Work required
Wherever the word "name" shows up in a line, please copy that line.

Input rows

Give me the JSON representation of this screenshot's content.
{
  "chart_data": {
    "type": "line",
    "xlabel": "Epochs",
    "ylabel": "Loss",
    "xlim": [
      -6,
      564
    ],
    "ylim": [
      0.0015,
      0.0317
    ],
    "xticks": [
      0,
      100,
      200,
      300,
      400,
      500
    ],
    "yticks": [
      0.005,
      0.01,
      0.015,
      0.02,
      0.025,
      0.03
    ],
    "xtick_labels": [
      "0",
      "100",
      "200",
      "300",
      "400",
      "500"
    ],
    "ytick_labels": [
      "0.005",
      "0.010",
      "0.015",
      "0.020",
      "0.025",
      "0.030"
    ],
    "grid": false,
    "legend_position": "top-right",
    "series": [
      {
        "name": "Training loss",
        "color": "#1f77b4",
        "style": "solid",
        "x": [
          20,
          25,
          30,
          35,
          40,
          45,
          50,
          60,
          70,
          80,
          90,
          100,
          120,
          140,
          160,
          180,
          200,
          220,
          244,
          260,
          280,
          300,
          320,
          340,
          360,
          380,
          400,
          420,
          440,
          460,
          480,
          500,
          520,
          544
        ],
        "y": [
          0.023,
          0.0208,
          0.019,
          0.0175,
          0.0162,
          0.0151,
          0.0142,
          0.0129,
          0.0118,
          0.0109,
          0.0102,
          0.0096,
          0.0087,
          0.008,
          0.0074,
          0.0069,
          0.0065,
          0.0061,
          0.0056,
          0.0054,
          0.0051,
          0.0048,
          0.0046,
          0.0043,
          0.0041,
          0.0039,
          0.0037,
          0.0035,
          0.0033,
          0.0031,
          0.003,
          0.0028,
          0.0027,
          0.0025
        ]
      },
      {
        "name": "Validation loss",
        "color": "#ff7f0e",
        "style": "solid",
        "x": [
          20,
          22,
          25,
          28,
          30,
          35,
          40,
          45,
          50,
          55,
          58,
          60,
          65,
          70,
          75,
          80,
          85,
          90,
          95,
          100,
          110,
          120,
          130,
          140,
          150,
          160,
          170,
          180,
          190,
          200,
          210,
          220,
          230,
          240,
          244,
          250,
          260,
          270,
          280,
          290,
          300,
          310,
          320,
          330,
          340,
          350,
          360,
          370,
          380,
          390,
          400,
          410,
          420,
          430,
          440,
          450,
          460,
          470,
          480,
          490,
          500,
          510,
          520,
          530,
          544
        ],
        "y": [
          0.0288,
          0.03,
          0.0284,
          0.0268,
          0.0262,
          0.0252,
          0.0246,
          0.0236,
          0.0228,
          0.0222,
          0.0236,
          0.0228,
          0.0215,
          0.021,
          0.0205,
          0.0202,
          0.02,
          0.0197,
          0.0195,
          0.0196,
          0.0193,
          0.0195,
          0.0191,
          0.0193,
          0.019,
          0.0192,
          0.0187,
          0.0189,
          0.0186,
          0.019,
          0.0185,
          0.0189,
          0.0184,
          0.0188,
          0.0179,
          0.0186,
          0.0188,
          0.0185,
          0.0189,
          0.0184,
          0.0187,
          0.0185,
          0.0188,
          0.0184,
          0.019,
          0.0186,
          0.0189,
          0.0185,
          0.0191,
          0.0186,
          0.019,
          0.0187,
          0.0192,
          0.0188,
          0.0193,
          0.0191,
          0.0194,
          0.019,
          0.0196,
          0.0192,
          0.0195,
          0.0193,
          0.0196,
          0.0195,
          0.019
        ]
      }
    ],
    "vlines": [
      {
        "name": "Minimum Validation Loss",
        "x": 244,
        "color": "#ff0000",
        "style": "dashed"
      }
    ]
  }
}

Full solution
        "name": "Training loss",
        "name": "Validation loss",
        "name": "Minimum Validation Loss",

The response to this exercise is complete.